++++ TEXT EXTRACT ++++

Help in Job design

pandeesh · Post by **pandeesh** » Mon Nov 07, 2011 11:17 am

Hi,

I have 2 datasets .
The source dataset contains around 22215332.
The reference dataset contains 21532 records.
I am using the lookup stage and loading into teradata table using teradata connector stage.

Is this the correct design,Because its currently taking more than 45 mins to complete?

Is there any way to improve this?

Will Join be faster than lookup in this case?

For loading large data, will teradata enterprise stage be the good choice?

Please help me.

Thanks

ray.wurlod · Post by **ray.wurlod** » Mon Nov 07, 2011 3:12 pm

Lookup stage seems reasonable, if the smaller Data Set is the reference data and its rows are not exceedingly wide. That is, the reference Data Set can be loaded into memory.

Replace the target stage with a Peek stage temporarily, to isolate which part of the job (lookup or Teradata) is the slow part.

pandeesh · Post by **pandeesh** » Mon Nov 07, 2011 3:54 pm

I believe , reading from source data set itself takes long time.
Whatever data comes from the lookup , it's inserted immediately.

++++ RECORDED INFORMATION ++++

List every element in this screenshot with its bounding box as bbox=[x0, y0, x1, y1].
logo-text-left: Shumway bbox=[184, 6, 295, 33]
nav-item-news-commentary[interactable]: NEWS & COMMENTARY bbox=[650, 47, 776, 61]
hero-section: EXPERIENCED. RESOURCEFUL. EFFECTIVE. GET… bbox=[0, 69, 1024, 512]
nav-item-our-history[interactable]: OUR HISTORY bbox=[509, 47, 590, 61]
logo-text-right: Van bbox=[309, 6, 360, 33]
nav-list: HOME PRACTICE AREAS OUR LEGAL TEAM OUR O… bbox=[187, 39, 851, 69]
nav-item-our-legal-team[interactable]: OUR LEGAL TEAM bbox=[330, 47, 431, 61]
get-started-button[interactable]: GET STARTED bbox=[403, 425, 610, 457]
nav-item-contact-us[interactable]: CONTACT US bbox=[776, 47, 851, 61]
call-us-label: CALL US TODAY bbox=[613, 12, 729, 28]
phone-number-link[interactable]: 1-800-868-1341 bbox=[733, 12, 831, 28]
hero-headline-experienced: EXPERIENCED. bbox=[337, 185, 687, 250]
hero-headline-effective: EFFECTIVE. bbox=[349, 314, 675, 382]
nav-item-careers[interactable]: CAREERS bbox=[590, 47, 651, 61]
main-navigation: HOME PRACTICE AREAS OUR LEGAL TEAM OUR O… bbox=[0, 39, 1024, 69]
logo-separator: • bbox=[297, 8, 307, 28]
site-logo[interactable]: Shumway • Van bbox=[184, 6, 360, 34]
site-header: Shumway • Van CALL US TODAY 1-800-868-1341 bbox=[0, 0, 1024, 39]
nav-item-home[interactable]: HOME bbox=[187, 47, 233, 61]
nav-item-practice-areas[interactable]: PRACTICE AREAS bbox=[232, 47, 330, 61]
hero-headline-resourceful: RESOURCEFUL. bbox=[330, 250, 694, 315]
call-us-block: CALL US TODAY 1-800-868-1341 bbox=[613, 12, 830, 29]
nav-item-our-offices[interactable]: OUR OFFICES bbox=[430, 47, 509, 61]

++++

- [JOBS]
- a) Repeat word for word the part of the job design thread that opens with the words containing "Is there any" and closes with "the good choice?".
- b) In the job design thread, which stage does ray.wurlod suggest temporarily putting in place of the target stage?
Rely only on the job design thread, not on the entries.

- [RESULTS OF THE EXERCISE]
- a)
Is there any way to improve this?

Will Join be faster than lookup in this case?

For loading large data, will teradata enterprise stage be the good choice?

- b) A Peek stage.